● PROBLEM TO SOLVE: Each entry below should be returned exactly as is, with the pictures removed.

____ GIVEN DATA

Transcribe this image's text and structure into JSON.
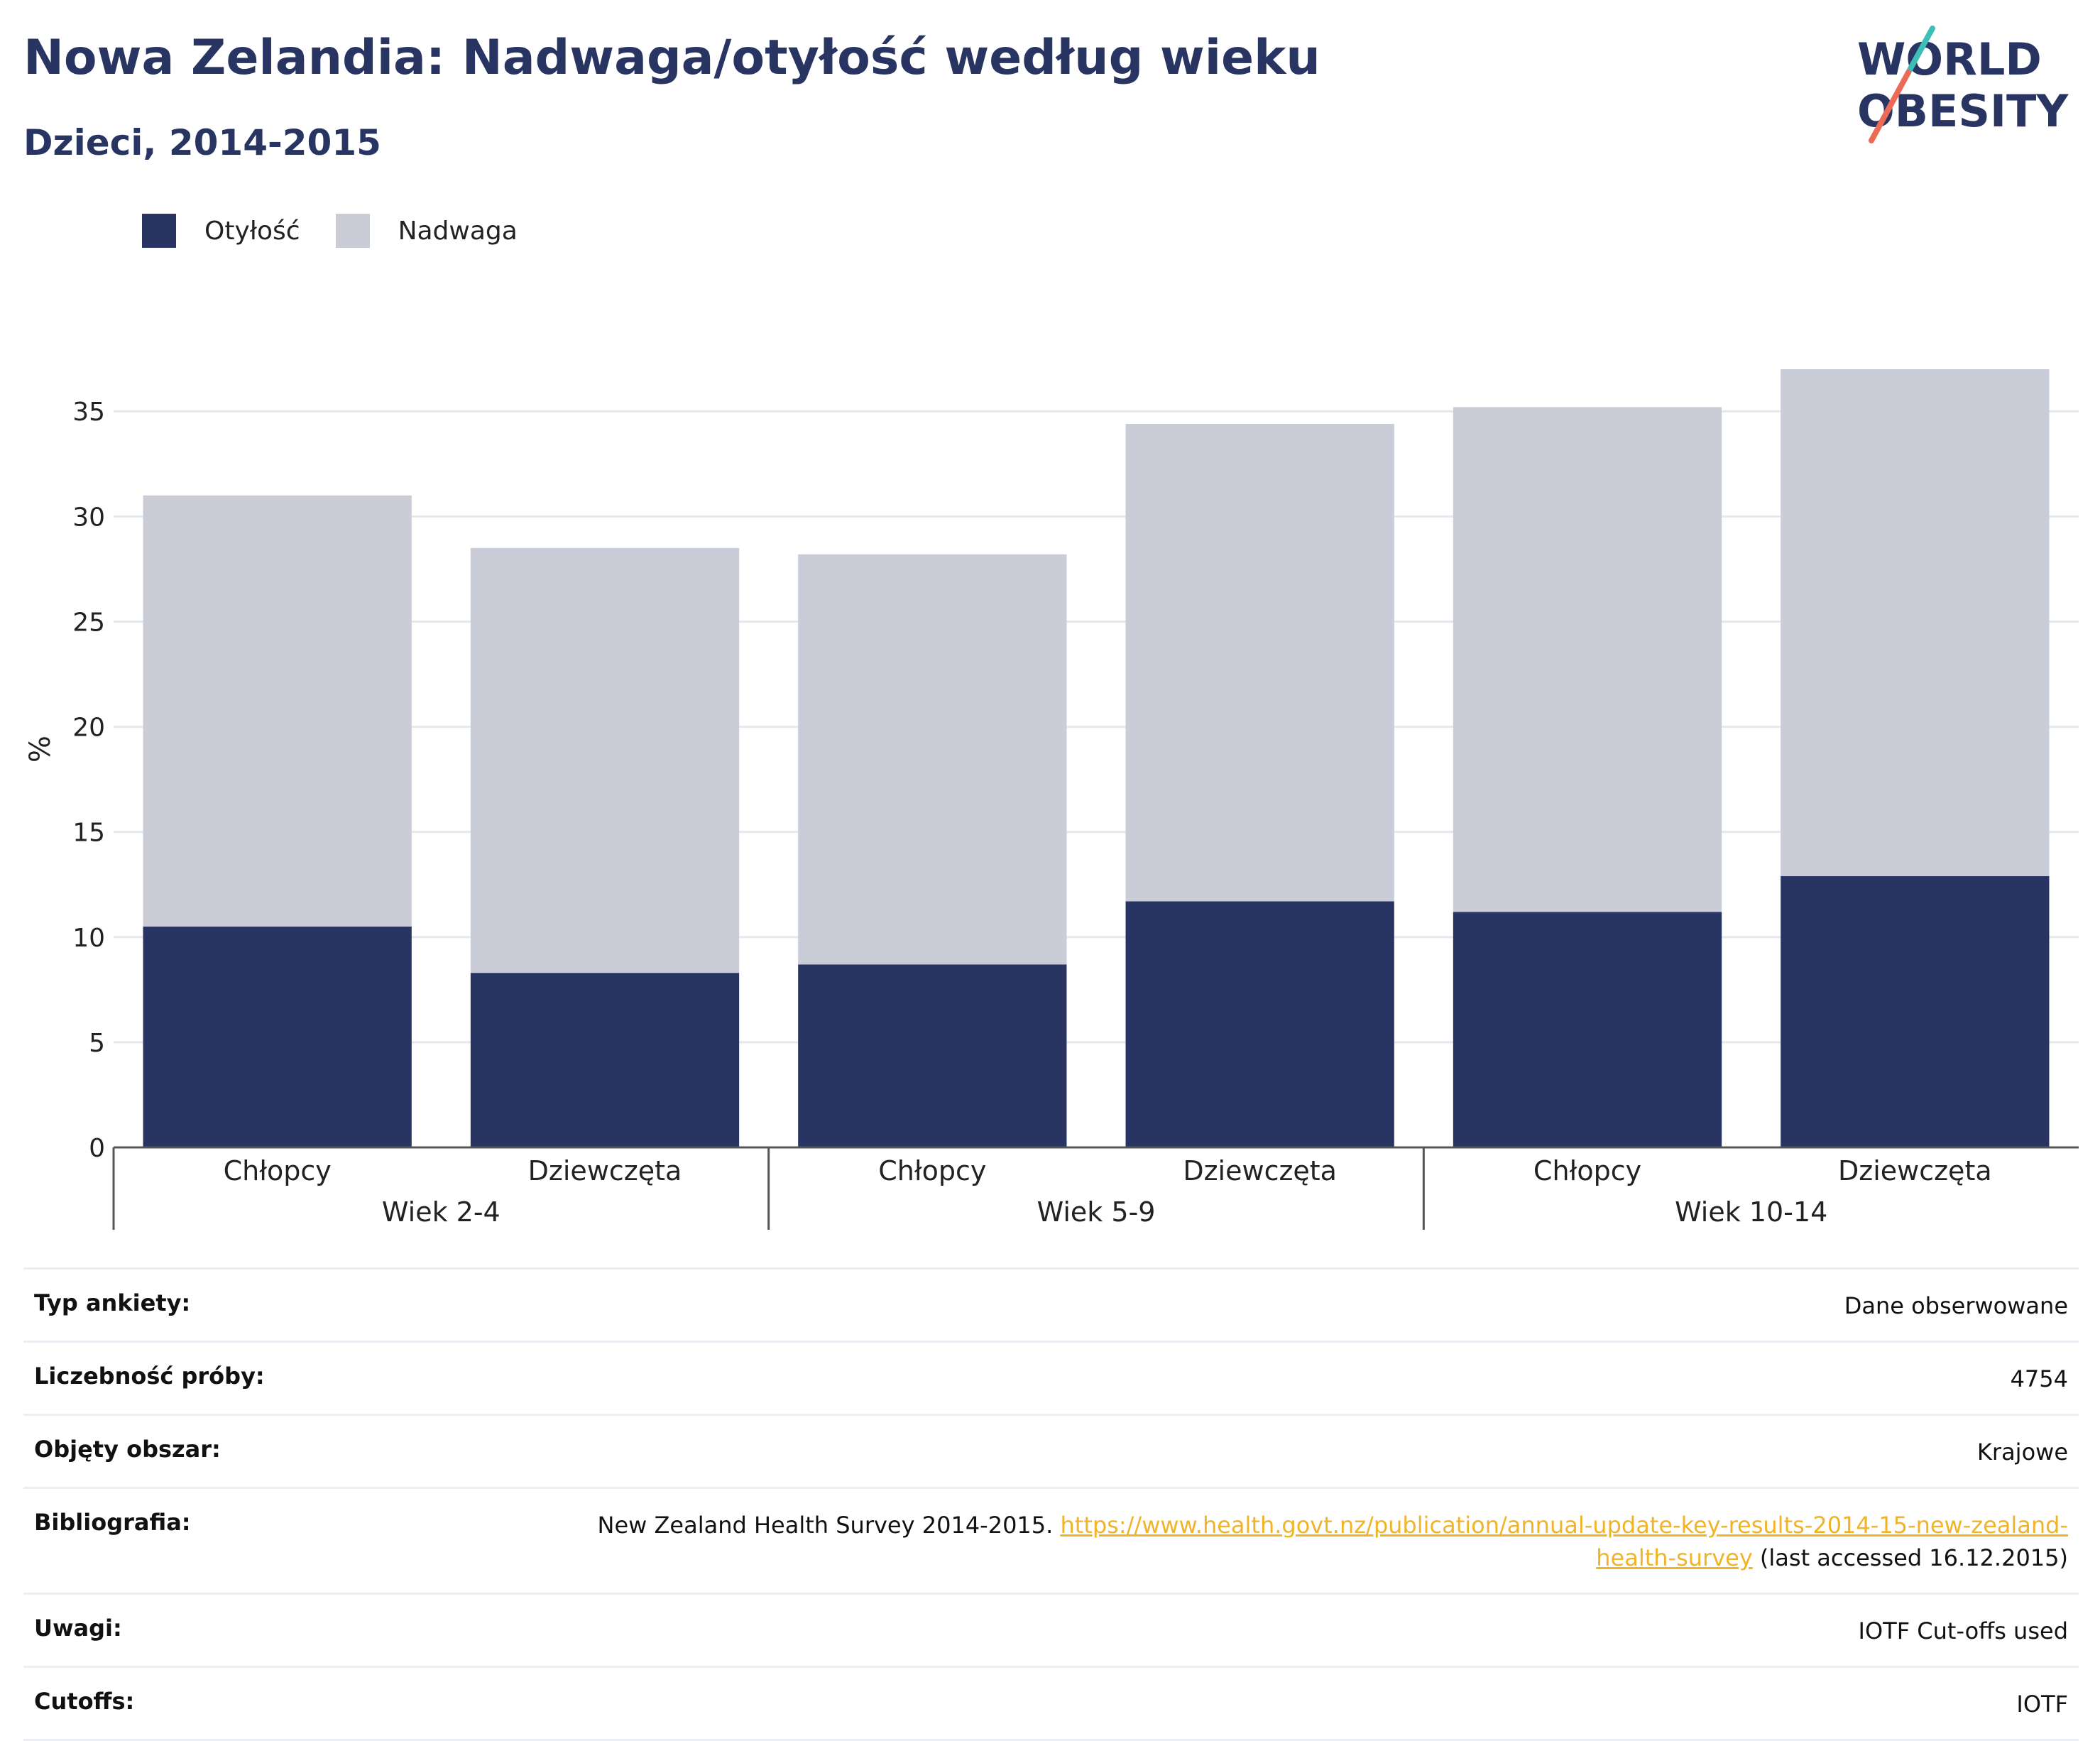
{
  "header": {
    "title": "Nowa Zelandia: Nadwaga/otyłość według wieku",
    "subtitle": "Dzieci, 2014-2015"
  },
  "logo": {
    "line1": "WORLD",
    "line2": "OBESITY"
  },
  "colors": {
    "obesity": "#283562",
    "overweight": "#cacdd8",
    "title": "#283562",
    "link": "#f0b429",
    "logo_teal": "#3dbfb8",
    "logo_coral": "#ec6b56"
  },
  "chart_data": {
    "type": "bar",
    "stacked": true,
    "title": "Nowa Zelandia: Nadwaga/otyłość według wieku",
    "subtitle": "Dzieci, 2014-2015",
    "ylabel": "%",
    "ylim": [
      0,
      37
    ],
    "yticks": [
      0,
      5,
      10,
      15,
      20,
      25,
      30,
      35
    ],
    "grid": true,
    "legend_placement": "top-left",
    "groups": [
      {
        "label": "Wiek 2-4",
        "categories": [
          "Chłopcy",
          "Dziewczęta"
        ]
      },
      {
        "label": "Wiek 5-9",
        "categories": [
          "Chłopcy",
          "Dziewczęta"
        ]
      },
      {
        "label": "Wiek 10-14",
        "categories": [
          "Chłopcy",
          "Dziewczęta"
        ]
      }
    ],
    "categories": [
      "Chłopcy",
      "Dziewczęta",
      "Chłopcy",
      "Dziewczęta",
      "Chłopcy",
      "Dziewczęta"
    ],
    "series": [
      {
        "name": "Otyłość",
        "color": "#283562",
        "values": [
          10.5,
          8.3,
          8.7,
          11.7,
          11.2,
          12.9
        ]
      },
      {
        "name": "Nadwaga",
        "color": "#cacdd8",
        "values": [
          20.5,
          20.2,
          19.5,
          22.7,
          24.0,
          24.1
        ]
      }
    ]
  },
  "info": [
    {
      "label": "Typ ankiety:",
      "value": "Dane obserwowane"
    },
    {
      "label": "Liczebność próby:",
      "value": "4754"
    },
    {
      "label": "Objęty obszar:",
      "value": "Krajowe"
    },
    {
      "label": "Bibliografia:",
      "value_pre": "New Zealand Health Survey 2014-2015.",
      "link": "https://www.health.govt.nz/publication/annual-update-key-results-2014-15-new-zealand-health-survey",
      "value_post": "(last accessed 16.12.2015)"
    },
    {
      "label": "Uwagi:",
      "value": "IOTF Cut-offs used"
    },
    {
      "label": "Cutoffs:",
      "value": "IOTF"
    }
  ]
}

________

● SOLUTION BELOW:
Transcribe this image's text and structure into JSON.
{
  "header": {
    "title": "Nowa Zelandia: Nadwaga/otyłość według wieku",
    "subtitle": "Dzieci, 2014-2015"
  },
  "logo": {
    "line1": "WORLD",
    "line2": "OBESITY"
  },
  "colors": {
    "obesity": "#283562",
    "overweight": "#cacdd8",
    "title": "#283562",
    "link": "#f0b429",
    "logo_teal": "#3dbfb8",
    "logo_coral": "#ec6b56"
  },
  "chart_data": {
    "type": "bar",
    "stacked": true,
    "title": "Nowa Zelandia: Nadwaga/otyłość według wieku",
    "subtitle": "Dzieci, 2014-2015",
    "ylabel": "%",
    "ylim": [
      0,
      37
    ],
    "yticks": [
      0,
      5,
      10,
      15,
      20,
      25,
      30,
      35
    ],
    "grid": true,
    "legend_placement": "top-left",
    "groups": [
      {
        "label": "Wiek 2-4",
        "categories": [
          "Chłopcy",
          "Dziewczęta"
        ]
      },
      {
        "label": "Wiek 5-9",
        "categories": [
          "Chłopcy",
          "Dziewczęta"
        ]
      },
      {
        "label": "Wiek 10-14",
        "categories": [
          "Chłopcy",
          "Dziewczęta"
        ]
      }
    ],
    "categories": [
      "Chłopcy",
      "Dziewczęta",
      "Chłopcy",
      "Dziewczęta",
      "Chłopcy",
      "Dziewczęta"
    ],
    "series": [
      {
        "name": "Otyłość",
        "color": "#283562",
        "values": [
          10.5,
          8.3,
          8.7,
          11.7,
          11.2,
          12.9
        ]
      },
      {
        "name": "Nadwaga",
        "color": "#cacdd8",
        "values": [
          20.5,
          20.2,
          19.5,
          22.7,
          24.0,
          24.1
        ]
      }
    ]
  },
  "info": [
    {
      "label": "Typ ankiety:",
      "value": "Dane obserwowane"
    },
    {
      "label": "Liczebność próby:",
      "value": "4754"
    },
    {
      "label": "Objęty obszar:",
      "value": "Krajowe"
    },
    {
      "label": "Bibliografia:",
      "value_pre": "New Zealand Health Survey 2014-2015.",
      "link": "https://www.health.govt.nz/publication/annual-update-key-results-2014-15-new-zealand-health-survey",
      "value_post": "(last accessed 16.12.2015)"
    },
    {
      "label": "Uwagi:",
      "value": "IOTF Cut-offs used"
    },
    {
      "label": "Cutoffs:",
      "value": "IOTF"
    }
  ]
}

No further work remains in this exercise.